# YOUR TASK
From the listing below, extract each line containing the string "Degree".

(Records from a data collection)
----

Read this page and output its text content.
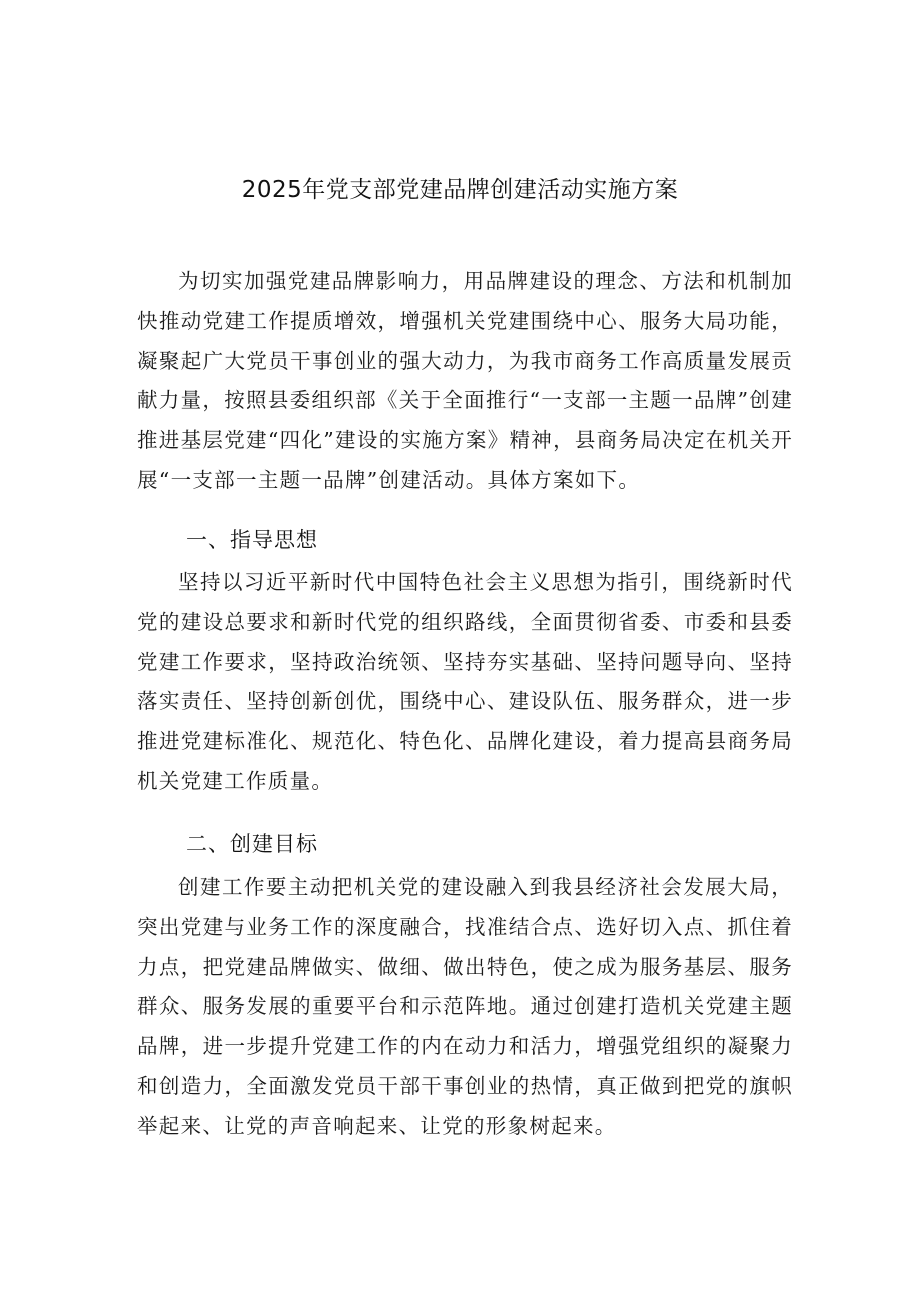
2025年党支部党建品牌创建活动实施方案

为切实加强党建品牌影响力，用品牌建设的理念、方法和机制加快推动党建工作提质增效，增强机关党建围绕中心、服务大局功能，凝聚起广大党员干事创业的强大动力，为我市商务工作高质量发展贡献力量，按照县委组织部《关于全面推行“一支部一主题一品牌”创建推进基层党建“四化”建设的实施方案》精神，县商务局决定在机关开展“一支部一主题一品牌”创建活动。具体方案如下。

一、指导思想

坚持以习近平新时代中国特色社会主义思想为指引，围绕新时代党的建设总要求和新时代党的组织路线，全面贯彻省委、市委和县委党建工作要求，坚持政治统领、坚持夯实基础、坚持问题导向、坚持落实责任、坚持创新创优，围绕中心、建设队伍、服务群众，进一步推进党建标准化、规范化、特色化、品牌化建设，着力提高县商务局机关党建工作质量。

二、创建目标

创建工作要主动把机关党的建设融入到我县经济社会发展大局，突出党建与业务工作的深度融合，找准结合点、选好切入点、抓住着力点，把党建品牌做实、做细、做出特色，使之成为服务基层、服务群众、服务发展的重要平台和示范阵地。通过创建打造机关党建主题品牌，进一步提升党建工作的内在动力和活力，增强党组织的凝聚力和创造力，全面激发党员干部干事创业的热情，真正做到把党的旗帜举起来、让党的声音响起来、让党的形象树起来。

----

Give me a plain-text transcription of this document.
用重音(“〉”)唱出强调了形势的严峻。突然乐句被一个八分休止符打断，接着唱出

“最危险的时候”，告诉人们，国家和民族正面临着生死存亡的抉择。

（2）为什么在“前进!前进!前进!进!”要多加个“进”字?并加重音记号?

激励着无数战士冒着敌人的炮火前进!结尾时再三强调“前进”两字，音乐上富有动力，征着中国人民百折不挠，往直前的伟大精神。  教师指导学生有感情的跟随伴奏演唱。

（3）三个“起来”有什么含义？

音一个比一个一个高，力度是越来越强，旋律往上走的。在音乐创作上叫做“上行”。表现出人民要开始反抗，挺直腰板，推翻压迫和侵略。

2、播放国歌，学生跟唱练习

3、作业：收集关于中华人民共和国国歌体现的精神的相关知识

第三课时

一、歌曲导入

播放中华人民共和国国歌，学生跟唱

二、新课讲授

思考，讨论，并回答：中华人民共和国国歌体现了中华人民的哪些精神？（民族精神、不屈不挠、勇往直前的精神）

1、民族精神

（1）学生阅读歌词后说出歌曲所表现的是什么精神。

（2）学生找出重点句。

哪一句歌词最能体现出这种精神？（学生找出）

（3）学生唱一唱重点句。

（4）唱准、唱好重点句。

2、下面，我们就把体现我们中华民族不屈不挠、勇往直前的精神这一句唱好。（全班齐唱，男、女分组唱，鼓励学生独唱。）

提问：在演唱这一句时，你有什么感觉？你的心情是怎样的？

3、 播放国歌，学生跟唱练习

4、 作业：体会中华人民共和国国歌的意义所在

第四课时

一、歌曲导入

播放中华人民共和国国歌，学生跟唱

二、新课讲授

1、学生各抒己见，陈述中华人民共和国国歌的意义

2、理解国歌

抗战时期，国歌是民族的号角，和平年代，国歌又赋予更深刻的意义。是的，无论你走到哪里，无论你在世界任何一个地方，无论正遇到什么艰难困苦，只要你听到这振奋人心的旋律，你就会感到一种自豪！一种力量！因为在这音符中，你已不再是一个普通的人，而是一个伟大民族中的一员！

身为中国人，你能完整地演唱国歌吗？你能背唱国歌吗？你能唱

----

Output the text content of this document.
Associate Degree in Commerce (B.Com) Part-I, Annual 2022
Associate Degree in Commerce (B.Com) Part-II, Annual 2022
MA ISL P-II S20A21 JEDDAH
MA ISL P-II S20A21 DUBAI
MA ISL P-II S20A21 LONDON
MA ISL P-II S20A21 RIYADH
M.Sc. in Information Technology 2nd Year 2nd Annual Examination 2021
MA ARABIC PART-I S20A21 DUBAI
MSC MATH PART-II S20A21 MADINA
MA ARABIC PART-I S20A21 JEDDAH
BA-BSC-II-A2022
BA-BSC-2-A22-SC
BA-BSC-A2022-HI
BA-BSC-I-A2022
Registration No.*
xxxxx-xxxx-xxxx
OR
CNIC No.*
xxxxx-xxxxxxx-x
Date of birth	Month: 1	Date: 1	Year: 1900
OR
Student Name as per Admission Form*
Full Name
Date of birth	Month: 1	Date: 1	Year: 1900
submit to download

----

# TASK ANSWER
Associate Degree in Commerce (B.Com) Part-I, Annual 2022
Associate Degree in Commerce (B.Com) Part-II, Annual 2022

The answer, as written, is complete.